┌─ RECORDED DATA

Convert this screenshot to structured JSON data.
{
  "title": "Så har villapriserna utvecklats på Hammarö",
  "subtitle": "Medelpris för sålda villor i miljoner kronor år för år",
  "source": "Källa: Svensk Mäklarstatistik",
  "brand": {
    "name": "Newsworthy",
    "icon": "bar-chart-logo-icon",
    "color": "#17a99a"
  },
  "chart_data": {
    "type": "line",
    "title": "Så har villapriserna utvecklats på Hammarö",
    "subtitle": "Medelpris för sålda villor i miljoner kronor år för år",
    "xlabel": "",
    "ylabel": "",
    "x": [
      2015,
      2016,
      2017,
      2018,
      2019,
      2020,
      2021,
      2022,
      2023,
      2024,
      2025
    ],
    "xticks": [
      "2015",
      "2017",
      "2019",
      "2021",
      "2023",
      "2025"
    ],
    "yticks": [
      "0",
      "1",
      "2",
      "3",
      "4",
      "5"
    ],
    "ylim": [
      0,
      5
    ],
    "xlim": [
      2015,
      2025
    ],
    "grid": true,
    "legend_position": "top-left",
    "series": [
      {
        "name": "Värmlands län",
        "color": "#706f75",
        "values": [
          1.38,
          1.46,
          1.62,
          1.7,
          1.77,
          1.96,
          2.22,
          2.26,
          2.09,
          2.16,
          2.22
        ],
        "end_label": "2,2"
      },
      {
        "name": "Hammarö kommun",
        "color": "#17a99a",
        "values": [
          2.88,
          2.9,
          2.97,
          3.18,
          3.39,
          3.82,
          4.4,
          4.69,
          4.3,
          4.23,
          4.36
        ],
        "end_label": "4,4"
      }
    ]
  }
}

└─

(TASK TO COMPLETE): Copy, from the material, each line that holds the string "Hammarö".

(ANSWER FOR THE TASK):
  "title": "Så har villapriserna utvecklats på Hammarö",
    "title": "Så har villapriserna utvecklats på Hammarö",
        "name": "Hammarö kommun",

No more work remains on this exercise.